*** SUPPLIED MATERIAL ***
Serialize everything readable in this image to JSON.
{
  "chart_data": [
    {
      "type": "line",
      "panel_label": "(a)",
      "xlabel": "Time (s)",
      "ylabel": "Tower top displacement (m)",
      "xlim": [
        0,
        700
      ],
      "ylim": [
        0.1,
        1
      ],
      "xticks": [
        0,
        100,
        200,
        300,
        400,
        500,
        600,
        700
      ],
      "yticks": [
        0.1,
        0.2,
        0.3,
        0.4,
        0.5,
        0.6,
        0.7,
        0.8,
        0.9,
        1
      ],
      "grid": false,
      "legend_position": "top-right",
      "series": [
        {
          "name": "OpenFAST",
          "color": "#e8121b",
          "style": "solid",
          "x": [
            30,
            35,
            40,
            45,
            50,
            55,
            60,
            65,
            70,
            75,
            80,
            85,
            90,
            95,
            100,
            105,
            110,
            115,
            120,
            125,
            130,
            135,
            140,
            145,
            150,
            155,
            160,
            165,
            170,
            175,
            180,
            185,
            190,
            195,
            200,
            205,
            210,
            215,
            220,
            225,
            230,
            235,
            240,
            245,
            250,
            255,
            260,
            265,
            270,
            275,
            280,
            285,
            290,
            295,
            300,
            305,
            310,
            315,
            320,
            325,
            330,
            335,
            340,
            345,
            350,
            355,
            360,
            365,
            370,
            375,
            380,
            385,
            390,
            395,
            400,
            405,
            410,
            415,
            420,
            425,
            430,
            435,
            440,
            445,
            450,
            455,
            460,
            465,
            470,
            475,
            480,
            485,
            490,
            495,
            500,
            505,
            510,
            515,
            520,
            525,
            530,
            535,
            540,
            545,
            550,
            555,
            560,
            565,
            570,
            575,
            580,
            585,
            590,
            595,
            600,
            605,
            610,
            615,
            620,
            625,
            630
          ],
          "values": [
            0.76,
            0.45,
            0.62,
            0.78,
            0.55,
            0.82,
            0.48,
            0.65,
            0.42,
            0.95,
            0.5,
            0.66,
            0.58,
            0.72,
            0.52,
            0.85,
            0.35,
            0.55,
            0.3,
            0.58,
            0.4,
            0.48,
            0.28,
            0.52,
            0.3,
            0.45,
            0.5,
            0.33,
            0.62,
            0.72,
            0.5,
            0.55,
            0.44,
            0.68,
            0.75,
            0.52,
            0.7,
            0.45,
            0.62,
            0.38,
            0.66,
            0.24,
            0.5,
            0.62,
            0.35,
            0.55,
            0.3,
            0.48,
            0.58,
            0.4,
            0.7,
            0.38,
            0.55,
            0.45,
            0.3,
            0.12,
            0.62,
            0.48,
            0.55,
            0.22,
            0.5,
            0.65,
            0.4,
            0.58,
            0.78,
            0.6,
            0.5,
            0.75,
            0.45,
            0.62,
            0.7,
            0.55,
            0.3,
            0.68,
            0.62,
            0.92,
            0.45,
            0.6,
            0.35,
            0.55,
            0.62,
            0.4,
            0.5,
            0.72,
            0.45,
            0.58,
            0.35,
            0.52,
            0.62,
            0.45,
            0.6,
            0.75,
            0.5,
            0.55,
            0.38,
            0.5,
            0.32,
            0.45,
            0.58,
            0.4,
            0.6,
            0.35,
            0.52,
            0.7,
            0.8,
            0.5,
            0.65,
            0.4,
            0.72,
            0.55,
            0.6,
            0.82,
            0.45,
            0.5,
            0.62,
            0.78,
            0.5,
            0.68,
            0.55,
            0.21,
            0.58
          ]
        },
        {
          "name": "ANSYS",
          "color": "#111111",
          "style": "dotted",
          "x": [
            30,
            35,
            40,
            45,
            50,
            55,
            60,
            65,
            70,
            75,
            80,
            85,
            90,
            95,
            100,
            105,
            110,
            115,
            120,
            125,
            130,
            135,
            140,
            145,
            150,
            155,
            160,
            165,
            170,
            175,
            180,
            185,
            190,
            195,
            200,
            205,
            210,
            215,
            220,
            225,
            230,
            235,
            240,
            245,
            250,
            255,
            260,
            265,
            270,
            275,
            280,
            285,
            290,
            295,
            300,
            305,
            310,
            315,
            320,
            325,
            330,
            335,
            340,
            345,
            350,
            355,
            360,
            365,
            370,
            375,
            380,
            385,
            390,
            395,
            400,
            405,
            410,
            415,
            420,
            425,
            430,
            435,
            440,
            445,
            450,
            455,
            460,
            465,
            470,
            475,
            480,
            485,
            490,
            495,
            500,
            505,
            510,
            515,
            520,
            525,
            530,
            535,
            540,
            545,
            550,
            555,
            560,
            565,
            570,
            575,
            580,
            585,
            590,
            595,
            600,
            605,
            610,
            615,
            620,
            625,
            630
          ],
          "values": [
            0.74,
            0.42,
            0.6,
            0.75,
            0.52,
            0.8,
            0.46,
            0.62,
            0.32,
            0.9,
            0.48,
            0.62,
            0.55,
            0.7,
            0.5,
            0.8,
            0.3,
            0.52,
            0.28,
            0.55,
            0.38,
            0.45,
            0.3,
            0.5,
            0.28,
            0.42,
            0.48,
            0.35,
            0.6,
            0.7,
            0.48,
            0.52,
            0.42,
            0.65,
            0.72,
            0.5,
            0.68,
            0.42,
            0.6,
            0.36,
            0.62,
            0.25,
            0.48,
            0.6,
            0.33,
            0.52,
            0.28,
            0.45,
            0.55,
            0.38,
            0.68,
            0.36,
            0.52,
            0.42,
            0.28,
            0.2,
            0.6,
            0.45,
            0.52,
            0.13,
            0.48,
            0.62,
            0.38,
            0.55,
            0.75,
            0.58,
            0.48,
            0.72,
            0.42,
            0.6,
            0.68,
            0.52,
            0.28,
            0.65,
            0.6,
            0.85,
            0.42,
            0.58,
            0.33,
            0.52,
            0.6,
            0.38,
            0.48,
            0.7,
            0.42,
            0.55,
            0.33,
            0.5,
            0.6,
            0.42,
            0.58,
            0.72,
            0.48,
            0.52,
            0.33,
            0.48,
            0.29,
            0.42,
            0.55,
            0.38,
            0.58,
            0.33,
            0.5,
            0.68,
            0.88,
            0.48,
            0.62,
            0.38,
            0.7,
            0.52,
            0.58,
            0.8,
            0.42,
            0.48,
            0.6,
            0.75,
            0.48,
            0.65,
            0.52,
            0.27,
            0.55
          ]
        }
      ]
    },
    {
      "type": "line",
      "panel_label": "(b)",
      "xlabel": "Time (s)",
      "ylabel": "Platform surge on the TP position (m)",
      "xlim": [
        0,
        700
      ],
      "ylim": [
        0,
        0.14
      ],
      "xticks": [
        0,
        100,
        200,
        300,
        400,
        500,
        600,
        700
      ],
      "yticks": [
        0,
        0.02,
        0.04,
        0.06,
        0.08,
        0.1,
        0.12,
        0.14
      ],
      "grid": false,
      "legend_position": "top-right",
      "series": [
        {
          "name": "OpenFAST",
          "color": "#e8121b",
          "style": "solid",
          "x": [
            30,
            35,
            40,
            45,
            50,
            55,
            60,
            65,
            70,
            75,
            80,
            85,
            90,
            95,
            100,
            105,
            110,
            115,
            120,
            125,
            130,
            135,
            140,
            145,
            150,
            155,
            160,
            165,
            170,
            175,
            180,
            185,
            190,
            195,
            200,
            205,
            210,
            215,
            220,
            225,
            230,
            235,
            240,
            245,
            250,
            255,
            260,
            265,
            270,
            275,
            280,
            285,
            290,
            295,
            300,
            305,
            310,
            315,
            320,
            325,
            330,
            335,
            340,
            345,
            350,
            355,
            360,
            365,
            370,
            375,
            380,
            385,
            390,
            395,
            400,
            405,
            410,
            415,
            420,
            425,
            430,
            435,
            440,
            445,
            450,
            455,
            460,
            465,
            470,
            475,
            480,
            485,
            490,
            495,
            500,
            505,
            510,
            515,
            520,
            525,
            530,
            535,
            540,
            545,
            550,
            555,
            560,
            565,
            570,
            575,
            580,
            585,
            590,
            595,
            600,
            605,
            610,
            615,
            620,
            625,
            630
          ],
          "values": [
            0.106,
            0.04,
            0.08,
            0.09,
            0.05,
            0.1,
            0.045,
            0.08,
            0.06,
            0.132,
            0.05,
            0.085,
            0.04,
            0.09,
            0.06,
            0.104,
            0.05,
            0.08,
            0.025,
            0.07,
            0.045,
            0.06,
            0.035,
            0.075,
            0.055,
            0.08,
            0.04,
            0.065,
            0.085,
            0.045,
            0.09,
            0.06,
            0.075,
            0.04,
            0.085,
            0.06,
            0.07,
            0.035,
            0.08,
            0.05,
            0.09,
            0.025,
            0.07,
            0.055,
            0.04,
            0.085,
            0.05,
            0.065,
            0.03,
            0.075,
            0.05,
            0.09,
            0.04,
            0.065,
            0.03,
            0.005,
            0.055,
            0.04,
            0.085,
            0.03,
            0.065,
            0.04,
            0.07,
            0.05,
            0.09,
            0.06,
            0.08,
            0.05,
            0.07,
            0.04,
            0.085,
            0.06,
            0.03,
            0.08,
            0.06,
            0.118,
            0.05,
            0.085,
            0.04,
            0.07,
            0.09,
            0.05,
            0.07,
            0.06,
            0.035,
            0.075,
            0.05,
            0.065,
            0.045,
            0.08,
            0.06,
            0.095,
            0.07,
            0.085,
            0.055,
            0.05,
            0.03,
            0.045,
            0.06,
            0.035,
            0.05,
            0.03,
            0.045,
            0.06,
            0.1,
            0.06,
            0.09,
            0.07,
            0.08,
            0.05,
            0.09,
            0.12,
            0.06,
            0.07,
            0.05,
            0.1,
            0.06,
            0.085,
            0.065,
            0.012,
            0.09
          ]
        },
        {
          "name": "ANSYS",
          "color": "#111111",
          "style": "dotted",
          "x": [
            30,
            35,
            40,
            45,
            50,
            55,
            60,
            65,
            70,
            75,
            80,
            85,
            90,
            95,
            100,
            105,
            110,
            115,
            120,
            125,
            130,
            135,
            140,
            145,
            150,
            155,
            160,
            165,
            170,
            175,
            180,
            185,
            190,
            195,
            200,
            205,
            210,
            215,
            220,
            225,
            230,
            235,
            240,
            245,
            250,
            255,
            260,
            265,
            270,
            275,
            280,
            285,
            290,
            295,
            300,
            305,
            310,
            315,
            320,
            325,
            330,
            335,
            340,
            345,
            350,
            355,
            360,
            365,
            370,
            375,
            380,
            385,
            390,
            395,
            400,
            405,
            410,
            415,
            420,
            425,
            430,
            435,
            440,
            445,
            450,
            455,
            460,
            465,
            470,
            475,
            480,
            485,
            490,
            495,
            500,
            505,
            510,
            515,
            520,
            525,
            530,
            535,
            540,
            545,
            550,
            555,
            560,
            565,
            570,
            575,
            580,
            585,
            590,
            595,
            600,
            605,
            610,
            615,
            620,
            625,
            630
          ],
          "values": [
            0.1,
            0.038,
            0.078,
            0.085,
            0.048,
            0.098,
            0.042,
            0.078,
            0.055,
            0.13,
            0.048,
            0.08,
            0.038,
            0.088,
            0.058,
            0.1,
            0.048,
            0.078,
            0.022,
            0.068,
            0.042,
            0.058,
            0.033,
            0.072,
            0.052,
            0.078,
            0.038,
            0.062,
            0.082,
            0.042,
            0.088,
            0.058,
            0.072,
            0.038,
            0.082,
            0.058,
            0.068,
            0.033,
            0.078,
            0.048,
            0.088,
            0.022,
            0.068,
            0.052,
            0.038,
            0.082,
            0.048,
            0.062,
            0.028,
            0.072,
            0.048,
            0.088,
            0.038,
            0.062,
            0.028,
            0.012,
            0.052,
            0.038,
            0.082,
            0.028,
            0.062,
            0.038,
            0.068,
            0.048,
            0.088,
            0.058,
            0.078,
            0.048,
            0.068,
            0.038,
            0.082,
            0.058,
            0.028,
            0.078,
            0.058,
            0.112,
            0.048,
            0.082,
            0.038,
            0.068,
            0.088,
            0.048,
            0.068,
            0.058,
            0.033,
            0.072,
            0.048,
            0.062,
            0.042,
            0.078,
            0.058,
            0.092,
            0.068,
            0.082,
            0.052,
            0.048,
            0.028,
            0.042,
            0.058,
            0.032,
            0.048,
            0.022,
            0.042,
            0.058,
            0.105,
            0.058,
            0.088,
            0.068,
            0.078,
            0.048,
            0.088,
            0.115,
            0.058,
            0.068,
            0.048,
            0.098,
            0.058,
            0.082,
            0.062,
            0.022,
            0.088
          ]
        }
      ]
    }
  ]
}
***
**WRITTEN PROBLEM**
Write out every line of the entries that holds the word "ylabel".

**EXERCISE RESPONSE**
      "ylabel": "Tower top displacement (m)",
      "ylabel": "Platform surge on the TP position (m)",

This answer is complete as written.